### TASK
Count the lines below that contain the string "thickness", treating case as significant. Give only the number.

### DATA SUPPLIED
================================
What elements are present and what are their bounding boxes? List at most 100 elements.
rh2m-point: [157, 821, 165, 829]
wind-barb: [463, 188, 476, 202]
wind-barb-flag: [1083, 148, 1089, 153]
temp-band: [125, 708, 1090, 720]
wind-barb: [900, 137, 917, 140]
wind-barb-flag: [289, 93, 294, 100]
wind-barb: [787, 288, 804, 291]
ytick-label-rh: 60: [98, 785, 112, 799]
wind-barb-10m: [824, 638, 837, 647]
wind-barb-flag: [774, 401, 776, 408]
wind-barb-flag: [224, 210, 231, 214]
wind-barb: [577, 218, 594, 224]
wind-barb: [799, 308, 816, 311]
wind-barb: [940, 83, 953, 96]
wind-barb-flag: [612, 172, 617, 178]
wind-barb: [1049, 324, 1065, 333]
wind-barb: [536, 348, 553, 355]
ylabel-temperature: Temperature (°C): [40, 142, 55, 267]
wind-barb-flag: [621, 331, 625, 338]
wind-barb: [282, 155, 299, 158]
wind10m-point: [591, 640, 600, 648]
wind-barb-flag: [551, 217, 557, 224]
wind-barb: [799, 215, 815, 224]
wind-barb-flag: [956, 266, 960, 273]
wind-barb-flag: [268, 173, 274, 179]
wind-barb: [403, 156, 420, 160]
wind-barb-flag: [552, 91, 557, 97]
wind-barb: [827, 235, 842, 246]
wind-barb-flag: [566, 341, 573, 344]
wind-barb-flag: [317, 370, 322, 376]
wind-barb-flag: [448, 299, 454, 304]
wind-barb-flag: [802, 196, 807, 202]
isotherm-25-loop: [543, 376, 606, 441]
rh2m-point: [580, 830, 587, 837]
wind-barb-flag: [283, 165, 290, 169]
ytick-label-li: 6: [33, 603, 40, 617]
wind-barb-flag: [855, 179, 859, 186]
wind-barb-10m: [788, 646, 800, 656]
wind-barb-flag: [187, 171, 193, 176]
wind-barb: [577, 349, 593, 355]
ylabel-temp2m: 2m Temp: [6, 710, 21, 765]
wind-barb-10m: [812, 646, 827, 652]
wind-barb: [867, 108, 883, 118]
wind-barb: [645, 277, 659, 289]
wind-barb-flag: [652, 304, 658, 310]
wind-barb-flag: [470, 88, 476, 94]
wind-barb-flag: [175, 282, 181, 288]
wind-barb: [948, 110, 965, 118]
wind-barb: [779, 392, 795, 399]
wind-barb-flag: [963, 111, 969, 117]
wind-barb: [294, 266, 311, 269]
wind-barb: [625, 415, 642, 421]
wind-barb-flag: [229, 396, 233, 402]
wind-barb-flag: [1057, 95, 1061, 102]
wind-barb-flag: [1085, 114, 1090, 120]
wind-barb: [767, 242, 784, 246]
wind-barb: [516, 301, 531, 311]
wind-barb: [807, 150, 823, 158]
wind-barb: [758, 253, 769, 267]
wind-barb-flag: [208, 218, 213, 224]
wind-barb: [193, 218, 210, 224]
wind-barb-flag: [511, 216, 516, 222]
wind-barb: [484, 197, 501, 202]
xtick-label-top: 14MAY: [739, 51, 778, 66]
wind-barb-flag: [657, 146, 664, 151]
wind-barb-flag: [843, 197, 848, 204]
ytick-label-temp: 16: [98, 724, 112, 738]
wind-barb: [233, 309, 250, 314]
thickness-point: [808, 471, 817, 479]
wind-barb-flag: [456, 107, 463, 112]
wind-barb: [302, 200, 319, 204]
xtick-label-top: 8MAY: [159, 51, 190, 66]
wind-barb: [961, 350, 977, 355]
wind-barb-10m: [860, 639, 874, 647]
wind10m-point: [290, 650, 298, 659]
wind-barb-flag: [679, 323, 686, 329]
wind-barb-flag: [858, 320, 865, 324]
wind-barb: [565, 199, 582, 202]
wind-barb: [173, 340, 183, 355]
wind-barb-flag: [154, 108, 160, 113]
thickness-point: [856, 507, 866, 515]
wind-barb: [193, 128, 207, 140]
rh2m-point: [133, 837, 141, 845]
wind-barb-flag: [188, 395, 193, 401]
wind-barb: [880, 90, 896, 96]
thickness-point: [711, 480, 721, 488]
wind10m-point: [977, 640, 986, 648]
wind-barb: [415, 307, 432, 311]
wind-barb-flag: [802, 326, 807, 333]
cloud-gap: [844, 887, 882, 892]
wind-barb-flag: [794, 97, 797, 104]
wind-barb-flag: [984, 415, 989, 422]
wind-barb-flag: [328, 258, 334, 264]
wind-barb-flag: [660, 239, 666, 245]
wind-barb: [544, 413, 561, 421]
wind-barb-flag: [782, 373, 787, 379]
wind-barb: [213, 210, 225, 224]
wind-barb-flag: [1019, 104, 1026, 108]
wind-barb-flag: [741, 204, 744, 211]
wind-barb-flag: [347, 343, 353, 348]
================================
### FULL RESPONSE
3